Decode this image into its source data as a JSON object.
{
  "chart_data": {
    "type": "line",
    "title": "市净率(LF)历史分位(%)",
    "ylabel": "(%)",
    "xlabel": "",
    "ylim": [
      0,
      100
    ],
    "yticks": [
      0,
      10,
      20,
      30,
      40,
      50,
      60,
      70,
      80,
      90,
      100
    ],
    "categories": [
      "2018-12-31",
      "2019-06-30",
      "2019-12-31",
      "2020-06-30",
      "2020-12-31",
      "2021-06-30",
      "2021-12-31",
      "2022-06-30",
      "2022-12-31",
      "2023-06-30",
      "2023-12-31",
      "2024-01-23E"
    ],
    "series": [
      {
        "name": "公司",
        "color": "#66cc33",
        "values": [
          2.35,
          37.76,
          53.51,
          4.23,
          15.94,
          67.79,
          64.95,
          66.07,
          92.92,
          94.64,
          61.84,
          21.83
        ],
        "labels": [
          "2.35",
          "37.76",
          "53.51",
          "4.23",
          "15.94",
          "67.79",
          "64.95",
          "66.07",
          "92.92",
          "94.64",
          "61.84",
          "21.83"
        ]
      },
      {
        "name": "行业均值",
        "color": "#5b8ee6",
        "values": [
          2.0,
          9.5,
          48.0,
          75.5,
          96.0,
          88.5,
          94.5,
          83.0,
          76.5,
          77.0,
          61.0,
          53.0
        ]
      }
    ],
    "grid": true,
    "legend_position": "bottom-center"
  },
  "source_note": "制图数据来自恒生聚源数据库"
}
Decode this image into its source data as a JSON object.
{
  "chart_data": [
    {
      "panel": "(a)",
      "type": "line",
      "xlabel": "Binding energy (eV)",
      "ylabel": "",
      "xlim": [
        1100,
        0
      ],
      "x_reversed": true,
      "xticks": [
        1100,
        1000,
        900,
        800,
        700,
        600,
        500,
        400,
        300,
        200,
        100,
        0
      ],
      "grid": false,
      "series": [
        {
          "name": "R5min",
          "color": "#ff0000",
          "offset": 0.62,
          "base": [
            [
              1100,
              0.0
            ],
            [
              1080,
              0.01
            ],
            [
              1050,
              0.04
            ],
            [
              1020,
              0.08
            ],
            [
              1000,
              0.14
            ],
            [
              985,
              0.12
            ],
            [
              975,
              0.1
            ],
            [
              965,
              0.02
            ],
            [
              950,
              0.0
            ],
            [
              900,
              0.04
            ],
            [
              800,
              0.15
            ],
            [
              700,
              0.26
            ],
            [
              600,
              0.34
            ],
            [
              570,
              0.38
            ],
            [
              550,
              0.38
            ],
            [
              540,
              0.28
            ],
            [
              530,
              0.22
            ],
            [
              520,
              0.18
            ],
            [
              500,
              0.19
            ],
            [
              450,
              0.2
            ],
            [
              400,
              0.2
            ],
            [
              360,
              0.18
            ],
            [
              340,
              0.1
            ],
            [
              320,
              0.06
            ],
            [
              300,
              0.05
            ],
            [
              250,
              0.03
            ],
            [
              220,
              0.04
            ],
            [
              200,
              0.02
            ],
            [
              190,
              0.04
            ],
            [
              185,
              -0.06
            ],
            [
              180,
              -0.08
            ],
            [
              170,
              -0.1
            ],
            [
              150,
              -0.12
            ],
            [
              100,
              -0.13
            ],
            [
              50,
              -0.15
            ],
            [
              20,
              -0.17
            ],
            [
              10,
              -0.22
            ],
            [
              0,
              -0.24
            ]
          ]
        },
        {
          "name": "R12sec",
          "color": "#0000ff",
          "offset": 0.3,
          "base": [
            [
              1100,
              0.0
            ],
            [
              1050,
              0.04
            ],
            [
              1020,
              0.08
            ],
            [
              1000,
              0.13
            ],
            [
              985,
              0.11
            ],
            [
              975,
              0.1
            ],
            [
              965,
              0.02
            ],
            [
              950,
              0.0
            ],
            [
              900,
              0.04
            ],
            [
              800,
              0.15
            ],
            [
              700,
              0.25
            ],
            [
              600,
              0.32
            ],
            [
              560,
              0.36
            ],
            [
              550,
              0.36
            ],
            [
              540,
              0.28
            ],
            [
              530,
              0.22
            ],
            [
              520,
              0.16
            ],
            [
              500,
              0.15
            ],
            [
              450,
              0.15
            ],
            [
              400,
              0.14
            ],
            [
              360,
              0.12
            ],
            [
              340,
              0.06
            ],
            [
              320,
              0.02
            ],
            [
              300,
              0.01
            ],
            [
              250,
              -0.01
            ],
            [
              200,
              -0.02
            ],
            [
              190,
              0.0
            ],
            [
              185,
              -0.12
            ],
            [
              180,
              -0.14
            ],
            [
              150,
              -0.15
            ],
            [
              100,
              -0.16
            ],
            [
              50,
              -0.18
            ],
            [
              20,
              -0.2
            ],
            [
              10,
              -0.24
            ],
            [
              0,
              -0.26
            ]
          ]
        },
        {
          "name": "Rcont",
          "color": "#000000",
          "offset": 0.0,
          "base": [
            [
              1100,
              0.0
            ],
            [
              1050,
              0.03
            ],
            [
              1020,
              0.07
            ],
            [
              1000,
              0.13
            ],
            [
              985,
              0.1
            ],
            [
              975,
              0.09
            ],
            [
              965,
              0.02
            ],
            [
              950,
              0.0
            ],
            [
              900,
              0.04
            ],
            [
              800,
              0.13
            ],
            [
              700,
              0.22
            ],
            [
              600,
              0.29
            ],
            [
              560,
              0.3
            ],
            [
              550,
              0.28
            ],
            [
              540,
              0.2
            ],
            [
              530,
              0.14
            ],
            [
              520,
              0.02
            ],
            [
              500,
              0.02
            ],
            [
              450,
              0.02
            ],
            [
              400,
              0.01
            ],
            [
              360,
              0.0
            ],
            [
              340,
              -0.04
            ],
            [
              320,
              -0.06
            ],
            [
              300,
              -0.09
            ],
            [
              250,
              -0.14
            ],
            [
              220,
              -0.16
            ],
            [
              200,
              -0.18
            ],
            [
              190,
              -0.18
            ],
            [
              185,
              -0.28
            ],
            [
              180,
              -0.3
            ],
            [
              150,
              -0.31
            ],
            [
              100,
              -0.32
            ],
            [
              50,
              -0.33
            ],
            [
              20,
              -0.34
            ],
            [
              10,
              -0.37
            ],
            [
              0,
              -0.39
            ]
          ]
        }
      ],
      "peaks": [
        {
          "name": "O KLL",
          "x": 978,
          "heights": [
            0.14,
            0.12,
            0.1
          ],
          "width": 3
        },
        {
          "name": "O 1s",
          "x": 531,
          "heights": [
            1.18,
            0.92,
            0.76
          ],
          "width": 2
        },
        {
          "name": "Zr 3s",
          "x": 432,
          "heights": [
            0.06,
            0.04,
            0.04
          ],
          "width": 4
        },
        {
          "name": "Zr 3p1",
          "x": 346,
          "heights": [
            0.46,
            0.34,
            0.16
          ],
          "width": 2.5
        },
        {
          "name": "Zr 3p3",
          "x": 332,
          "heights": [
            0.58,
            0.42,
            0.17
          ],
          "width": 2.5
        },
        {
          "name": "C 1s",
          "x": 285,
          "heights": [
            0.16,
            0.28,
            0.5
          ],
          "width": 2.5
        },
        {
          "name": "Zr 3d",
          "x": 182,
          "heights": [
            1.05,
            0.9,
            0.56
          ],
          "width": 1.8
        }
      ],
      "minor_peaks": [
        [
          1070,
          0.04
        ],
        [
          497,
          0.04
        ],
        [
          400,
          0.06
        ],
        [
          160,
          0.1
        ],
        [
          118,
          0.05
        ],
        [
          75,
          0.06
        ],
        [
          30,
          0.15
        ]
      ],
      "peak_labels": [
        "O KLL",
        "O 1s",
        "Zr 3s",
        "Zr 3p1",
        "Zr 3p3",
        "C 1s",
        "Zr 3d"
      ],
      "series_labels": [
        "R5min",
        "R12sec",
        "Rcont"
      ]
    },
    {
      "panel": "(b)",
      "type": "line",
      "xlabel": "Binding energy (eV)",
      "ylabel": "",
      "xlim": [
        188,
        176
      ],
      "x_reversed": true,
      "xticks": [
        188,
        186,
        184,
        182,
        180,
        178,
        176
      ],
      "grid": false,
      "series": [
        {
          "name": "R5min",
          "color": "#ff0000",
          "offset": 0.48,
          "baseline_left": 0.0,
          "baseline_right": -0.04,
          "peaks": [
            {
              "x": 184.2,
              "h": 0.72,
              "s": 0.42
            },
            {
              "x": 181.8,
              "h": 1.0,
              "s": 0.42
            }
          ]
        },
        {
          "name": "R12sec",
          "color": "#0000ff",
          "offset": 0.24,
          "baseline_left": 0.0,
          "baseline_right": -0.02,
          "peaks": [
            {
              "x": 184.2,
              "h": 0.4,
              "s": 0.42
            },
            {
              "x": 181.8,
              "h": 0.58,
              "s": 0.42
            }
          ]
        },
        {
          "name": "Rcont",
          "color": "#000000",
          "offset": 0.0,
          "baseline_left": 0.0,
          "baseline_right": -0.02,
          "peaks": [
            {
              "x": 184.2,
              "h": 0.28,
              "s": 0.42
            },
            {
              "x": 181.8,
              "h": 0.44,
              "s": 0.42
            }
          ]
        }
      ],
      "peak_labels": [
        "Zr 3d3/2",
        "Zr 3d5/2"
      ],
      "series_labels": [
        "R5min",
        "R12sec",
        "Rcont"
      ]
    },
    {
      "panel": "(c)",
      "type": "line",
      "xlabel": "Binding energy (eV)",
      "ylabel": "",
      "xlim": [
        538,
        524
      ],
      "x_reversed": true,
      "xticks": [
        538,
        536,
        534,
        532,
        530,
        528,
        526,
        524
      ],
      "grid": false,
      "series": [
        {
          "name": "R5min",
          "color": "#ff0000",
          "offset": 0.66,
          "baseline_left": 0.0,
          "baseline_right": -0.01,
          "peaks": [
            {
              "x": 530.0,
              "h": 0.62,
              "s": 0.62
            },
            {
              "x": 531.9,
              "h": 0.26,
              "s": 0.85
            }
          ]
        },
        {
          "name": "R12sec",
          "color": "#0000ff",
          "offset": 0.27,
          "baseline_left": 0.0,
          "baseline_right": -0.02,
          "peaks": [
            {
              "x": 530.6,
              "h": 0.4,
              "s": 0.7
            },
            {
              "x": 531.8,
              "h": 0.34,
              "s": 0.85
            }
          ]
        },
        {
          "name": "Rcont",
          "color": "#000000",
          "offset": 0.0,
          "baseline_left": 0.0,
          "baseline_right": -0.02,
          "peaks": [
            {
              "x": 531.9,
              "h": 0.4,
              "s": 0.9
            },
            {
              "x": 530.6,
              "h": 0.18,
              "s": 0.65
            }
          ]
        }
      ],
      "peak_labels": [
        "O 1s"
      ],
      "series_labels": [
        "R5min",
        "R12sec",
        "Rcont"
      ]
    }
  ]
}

----

## WHAT YOU SHOULD DO
Every line that holds the string "width" should be returned.

## SOLUTION TO THE EXERCISE
          "width": 3
          "width": 2
          "width": 4
          "width": 2.5
          "width": 2.5
          "width": 2.5
          "width": 1.8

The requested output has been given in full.